• Written instruction:
Pull out all lines from the listing below in which the word "Companies" appears.

Data entries
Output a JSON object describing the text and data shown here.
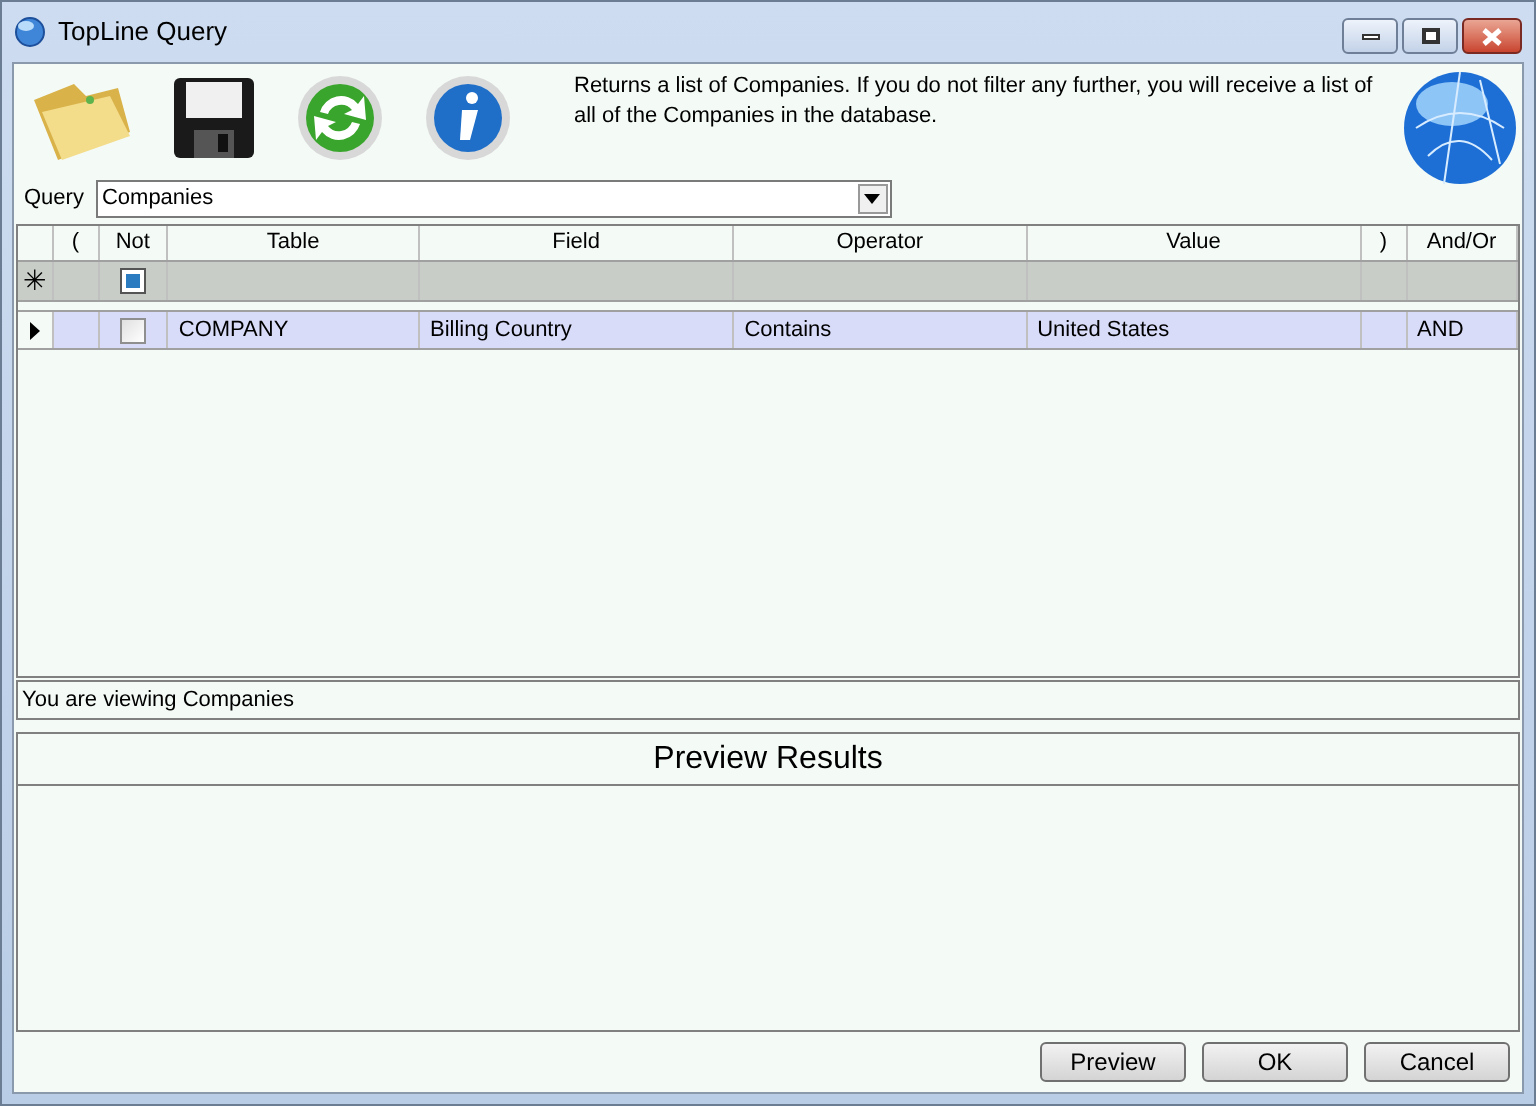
{
  "window": {
    "title": "TopLine Query"
  },
  "description": "Returns a list of Companies.  If you do not filter any further, you will receive a list of all of the Companies in the database.",
  "query": {
    "label": "Query",
    "value": "Companies"
  },
  "grid": {
    "columns": [
      "(",
      "Not",
      "Table",
      "Field",
      "Operator",
      "Value",
      ")",
      "And/Or"
    ],
    "new_row": {
      "marker": "✳",
      "not_default": true
    },
    "rows": [
      {
        "current": true,
        "not": false,
        "cells": [
          "",
          "",
          "COMPANY",
          "Billing Country",
          "Contains",
          "United States",
          "",
          "AND"
        ]
      }
    ]
  },
  "status": "You are viewing Companies",
  "preview": {
    "title": "Preview Results"
  },
  "buttons": [
    "Preview",
    "OK",
    "Cancel"
  ]
}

• Written response:
  "description": "Returns a list of Companies.  If you do not filter any further, you will receive a list of all of the Companies in the database.",
    "value": "Companies"
  "status": "You are viewing Companies",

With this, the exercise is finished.